DIRECTIONS:
Extract all lines that hold the string "chapters".

═══

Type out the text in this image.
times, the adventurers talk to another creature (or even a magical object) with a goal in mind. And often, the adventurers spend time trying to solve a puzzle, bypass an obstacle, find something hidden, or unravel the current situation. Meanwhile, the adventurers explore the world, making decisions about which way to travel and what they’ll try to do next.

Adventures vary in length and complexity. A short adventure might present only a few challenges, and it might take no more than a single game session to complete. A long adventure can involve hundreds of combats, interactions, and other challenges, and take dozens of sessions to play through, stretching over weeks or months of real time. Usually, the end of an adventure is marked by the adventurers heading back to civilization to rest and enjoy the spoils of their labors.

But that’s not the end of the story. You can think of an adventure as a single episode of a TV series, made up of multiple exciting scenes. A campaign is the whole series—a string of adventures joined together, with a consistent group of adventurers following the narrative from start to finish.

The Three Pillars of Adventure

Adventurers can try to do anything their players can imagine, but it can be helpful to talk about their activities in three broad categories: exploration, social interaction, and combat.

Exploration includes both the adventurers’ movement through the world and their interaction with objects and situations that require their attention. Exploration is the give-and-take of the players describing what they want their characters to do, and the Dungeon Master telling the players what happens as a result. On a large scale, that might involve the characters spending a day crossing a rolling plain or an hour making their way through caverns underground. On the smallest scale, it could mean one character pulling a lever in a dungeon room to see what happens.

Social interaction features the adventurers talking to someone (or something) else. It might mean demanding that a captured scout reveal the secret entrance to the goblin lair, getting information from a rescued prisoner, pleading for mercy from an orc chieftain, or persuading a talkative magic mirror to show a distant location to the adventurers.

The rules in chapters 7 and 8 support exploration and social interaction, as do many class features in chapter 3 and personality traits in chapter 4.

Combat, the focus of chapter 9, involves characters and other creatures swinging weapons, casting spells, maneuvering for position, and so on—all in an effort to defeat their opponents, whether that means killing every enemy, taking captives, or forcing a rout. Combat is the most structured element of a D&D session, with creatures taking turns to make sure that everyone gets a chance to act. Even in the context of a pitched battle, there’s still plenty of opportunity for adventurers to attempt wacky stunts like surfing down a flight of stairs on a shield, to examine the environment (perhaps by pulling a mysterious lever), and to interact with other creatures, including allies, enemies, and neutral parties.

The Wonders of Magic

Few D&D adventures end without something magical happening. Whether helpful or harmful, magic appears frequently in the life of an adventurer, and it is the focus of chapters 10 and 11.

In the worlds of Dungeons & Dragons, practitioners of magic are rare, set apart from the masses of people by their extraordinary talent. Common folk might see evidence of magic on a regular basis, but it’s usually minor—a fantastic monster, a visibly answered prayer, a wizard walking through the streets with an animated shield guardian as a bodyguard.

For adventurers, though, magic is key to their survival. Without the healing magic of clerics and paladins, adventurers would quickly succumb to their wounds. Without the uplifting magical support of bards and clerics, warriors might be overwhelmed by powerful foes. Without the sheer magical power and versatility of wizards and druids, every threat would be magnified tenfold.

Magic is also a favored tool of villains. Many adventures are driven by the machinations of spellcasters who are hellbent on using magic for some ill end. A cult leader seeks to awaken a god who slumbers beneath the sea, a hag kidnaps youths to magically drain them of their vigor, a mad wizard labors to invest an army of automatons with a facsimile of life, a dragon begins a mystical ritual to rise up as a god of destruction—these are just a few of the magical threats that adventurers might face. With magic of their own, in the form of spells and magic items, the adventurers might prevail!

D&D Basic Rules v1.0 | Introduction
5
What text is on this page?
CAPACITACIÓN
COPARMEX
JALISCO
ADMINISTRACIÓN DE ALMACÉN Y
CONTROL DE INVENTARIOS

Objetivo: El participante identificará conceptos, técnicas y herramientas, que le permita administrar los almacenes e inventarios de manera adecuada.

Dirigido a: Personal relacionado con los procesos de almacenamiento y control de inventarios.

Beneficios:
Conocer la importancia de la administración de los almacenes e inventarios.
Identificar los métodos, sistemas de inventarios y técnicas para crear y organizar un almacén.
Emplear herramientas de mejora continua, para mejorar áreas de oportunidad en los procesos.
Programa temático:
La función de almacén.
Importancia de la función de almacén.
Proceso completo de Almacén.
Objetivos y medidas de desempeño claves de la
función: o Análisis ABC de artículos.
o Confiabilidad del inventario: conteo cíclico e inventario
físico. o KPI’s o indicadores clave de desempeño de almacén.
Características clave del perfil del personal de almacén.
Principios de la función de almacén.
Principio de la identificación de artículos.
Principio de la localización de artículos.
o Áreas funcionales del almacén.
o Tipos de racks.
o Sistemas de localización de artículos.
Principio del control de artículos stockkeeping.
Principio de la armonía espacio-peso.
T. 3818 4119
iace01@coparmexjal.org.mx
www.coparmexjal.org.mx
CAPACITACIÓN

═══

WORKED ANSWER:
The rules in chapters 7 and 8 support exploration and social interaction, as do many class features in chapter 3 and personality traits in chapter 4.
Few D&D adventures end without something magical happening. Whether helpful or harmful, magic appears frequently in the life of an adventurer, and it is the focus of chapters 10 and 11.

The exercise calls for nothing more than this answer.